Stored data entries:
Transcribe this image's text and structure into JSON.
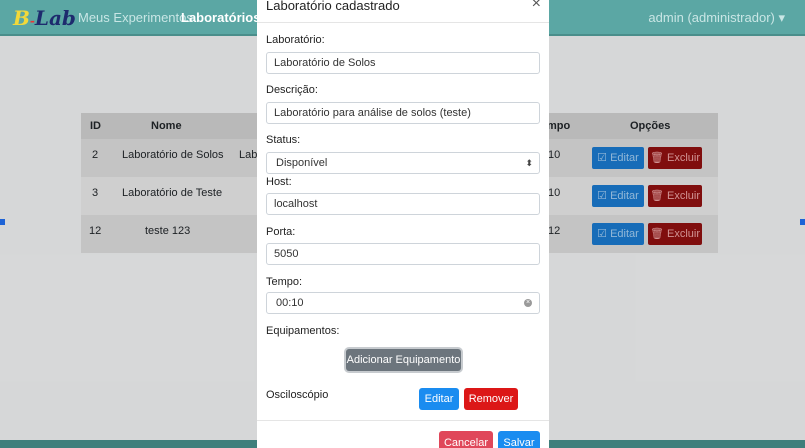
{
  "nav": {
    "brand_b": "B",
    "brand_lab": "Lab",
    "link_experiments": "Meus Experimentos",
    "link_labs": "Laboratórios",
    "admin": "admin (administrador) ▾"
  },
  "table": {
    "headers": [
      "ID",
      "Nome",
      "mpo",
      "Opções"
    ],
    "rows": [
      {
        "id": "2",
        "name": "Laboratório de Solos",
        "desc": "Labo",
        "tempo": "10"
      },
      {
        "id": "3",
        "name": "Laboratório de Teste",
        "desc": "",
        "tempo": "10"
      },
      {
        "id": "12",
        "name": "teste 123",
        "desc": "",
        "tempo": "12"
      }
    ],
    "edit_label": "Editar",
    "delete_label": "Excluir"
  },
  "modal": {
    "title": "Laboratório cadastrado",
    "close": "×",
    "lab_label": "Laboratório:",
    "lab_value": "Laboratório de Solos",
    "desc_label": "Descrição:",
    "desc_value": "Laboratório para análise de solos (teste)",
    "status_label": "Status:",
    "status_value": "Disponível",
    "host_label": "Host:",
    "host_value": "localhost",
    "port_label": "Porta:",
    "port_value": "5050",
    "time_label": "Tempo:",
    "time_value": "00:10",
    "equip_label": "Equipamentos:",
    "add_equip": "Adicionar Equipamento",
    "equip_name": "Osciloscópio",
    "edit_equip": "Editar",
    "remove_equip": "Remover",
    "cancel": "Cancelar",
    "save": "Salvar"
  },
  "colors": {
    "navbar": "#5ba7a4",
    "primary": "#1a8cf0",
    "danger": "#dc1717"
  }
}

[PROBLEM REQUIREMENTS]:
Write out every line above exactly as it is, leaving out the pictures.

[ANSWER TO THIS EXERCISE]:
Transcribe this image's text and structure into JSON.
{
  "nav": {
    "brand_b": "B",
    "brand_lab": "Lab",
    "link_experiments": "Meus Experimentos",
    "link_labs": "Laboratórios",
    "admin": "admin (administrador) ▾"
  },
  "table": {
    "headers": [
      "ID",
      "Nome",
      "mpo",
      "Opções"
    ],
    "rows": [
      {
        "id": "2",
        "name": "Laboratório de Solos",
        "desc": "Labo",
        "tempo": "10"
      },
      {
        "id": "3",
        "name": "Laboratório de Teste",
        "desc": "",
        "tempo": "10"
      },
      {
        "id": "12",
        "name": "teste 123",
        "desc": "",
        "tempo": "12"
      }
    ],
    "edit_label": "Editar",
    "delete_label": "Excluir"
  },
  "modal": {
    "title": "Laboratório cadastrado",
    "close": "×",
    "lab_label": "Laboratório:",
    "lab_value": "Laboratório de Solos",
    "desc_label": "Descrição:",
    "desc_value": "Laboratório para análise de solos (teste)",
    "status_label": "Status:",
    "status_value": "Disponível",
    "host_label": "Host:",
    "host_value": "localhost",
    "port_label": "Porta:",
    "port_value": "5050",
    "time_label": "Tempo:",
    "time_value": "00:10",
    "equip_label": "Equipamentos:",
    "add_equip": "Adicionar Equipamento",
    "equip_name": "Osciloscópio",
    "edit_equip": "Editar",
    "remove_equip": "Remover",
    "cancel": "Cancelar",
    "save": "Salvar"
  },
  "colors": {
    "navbar": "#5ba7a4",
    "primary": "#1a8cf0",
    "danger": "#dc1717"
  }
}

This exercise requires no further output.